= EXERCISE INSTRUCTIONS =
Pick out each line containing the string "this" and copy it.

= DATASET CONTENT =
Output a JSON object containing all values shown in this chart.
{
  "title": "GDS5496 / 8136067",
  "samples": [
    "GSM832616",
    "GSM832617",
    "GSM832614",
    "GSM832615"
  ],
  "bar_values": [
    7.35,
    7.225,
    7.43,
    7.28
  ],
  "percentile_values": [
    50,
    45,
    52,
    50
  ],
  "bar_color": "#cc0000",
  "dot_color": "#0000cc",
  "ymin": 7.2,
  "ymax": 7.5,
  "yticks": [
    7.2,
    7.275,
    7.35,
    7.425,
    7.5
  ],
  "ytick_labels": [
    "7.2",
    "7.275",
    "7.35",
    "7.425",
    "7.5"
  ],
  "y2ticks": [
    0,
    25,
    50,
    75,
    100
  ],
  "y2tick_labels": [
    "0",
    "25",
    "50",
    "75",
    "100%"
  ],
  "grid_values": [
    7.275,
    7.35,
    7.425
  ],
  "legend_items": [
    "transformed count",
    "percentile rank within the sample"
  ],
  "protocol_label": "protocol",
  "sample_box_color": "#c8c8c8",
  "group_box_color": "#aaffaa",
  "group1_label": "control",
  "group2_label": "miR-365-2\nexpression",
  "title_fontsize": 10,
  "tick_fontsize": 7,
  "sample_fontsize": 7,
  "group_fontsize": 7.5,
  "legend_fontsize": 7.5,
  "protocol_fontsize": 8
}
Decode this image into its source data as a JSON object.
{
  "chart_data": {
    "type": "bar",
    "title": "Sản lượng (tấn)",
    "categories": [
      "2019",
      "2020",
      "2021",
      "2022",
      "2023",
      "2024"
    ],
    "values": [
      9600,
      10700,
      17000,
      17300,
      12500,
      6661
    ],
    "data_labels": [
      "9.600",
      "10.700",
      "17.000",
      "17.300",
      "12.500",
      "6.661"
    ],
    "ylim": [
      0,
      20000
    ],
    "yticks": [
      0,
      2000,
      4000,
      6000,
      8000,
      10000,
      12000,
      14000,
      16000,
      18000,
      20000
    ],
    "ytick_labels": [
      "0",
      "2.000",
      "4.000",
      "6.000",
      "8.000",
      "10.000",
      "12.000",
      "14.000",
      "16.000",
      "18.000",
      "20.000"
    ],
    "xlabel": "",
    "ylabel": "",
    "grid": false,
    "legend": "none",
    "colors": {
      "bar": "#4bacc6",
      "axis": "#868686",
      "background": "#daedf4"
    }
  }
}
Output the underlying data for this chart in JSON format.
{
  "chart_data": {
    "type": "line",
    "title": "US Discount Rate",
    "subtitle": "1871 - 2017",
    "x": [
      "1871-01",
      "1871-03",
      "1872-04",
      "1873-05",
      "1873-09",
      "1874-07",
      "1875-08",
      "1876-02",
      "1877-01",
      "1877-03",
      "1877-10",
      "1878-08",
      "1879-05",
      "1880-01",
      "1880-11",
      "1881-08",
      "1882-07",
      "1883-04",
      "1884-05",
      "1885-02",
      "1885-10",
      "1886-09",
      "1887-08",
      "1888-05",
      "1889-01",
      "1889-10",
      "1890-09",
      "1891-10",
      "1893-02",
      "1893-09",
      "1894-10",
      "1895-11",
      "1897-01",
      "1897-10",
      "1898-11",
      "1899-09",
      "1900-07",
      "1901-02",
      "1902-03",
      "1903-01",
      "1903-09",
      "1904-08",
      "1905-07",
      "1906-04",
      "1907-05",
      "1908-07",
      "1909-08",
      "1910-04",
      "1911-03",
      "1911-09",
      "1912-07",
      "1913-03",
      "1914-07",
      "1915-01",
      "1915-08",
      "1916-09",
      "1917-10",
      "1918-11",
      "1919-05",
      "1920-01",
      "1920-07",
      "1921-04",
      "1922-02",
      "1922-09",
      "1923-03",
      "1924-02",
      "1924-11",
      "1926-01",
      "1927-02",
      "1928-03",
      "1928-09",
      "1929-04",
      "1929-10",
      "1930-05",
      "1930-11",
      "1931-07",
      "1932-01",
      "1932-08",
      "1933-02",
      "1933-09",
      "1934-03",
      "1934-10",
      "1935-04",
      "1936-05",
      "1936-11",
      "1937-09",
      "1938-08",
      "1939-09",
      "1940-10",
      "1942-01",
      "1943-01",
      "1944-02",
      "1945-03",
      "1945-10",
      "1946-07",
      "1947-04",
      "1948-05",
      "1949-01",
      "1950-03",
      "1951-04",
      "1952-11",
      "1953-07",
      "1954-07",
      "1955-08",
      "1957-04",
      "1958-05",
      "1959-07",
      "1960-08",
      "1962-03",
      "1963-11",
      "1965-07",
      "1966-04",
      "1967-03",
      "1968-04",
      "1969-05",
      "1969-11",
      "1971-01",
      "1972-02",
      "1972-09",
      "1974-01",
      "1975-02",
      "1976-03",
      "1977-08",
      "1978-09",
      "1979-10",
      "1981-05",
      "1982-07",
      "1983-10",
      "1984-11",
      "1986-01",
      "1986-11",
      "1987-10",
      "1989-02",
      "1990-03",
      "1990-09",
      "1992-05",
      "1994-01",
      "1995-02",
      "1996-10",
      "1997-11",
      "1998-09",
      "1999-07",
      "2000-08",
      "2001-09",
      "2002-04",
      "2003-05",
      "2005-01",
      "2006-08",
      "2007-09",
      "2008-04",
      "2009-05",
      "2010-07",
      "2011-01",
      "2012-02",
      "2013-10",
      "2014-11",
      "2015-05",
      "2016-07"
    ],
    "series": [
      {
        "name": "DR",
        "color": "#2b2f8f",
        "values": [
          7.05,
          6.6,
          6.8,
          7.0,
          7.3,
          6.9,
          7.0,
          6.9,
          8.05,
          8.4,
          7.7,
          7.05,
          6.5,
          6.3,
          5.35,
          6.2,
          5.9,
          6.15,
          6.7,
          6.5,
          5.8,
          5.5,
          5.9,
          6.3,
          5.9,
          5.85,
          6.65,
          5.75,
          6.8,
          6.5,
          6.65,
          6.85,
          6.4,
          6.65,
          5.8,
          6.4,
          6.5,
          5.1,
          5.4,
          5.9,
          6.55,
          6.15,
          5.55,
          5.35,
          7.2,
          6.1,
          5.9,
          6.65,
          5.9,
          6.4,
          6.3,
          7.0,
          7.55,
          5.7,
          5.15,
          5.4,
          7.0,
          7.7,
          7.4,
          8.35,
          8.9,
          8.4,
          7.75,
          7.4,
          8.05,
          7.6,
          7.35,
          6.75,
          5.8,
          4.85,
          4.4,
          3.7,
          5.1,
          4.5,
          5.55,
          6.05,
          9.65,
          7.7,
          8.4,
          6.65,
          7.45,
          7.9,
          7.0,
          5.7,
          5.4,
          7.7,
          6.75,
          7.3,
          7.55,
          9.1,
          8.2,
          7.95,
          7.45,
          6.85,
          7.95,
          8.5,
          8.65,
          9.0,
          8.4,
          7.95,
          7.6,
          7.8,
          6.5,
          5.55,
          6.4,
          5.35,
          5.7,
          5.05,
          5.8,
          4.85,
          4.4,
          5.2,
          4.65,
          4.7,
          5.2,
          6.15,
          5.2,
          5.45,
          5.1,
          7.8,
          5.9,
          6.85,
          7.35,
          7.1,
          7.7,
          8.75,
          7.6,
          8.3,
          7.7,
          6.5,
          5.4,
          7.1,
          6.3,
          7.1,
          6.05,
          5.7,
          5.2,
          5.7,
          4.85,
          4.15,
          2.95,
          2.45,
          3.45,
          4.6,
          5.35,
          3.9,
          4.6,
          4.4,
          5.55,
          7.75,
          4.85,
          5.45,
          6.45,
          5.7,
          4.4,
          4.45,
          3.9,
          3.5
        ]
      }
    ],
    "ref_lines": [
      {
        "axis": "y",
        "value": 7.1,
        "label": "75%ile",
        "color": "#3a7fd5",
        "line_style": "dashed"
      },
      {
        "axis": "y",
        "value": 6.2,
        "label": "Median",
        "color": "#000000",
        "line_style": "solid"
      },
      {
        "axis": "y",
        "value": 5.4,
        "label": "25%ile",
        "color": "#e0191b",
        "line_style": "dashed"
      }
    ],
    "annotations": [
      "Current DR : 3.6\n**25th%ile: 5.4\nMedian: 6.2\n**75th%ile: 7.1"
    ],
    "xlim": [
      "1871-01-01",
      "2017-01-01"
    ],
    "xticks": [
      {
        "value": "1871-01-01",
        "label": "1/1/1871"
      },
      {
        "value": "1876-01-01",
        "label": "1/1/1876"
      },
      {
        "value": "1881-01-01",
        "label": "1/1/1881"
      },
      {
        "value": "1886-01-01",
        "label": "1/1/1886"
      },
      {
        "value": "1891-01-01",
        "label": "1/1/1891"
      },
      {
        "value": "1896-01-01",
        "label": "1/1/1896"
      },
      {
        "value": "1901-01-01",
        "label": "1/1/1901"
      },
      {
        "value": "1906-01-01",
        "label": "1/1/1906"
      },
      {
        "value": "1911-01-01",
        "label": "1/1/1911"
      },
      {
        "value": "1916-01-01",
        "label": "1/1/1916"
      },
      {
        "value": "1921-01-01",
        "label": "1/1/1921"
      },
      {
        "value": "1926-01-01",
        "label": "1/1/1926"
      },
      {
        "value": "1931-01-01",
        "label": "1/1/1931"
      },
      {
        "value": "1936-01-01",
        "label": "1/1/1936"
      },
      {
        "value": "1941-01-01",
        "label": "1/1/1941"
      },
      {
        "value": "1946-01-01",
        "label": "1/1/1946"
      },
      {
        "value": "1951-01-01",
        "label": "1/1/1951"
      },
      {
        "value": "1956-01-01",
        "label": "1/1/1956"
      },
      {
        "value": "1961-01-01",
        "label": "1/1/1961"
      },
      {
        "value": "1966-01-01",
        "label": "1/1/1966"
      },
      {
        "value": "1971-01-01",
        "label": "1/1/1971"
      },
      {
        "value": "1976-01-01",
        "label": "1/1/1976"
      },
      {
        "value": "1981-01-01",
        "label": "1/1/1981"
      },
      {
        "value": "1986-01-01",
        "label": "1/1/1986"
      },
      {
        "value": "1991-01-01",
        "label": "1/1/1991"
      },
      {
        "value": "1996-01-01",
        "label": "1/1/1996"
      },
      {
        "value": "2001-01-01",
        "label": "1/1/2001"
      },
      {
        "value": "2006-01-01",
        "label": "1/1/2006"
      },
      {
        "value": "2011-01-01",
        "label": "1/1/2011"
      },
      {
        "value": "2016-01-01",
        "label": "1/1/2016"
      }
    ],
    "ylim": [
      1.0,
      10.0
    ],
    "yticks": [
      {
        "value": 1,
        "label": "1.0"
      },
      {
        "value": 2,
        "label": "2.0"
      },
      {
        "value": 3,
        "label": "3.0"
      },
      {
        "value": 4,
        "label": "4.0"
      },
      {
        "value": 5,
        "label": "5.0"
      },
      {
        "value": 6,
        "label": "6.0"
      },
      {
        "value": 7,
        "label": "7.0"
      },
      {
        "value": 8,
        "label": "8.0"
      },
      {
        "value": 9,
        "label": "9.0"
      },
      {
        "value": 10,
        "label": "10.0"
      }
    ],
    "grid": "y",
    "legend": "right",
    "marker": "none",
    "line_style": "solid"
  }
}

= FULL OUTPUT =
Output a JSON object containing all values shown in this chart.
Decode this image into its source data as a JSON object.
Output the underlying data for this chart in JSON format.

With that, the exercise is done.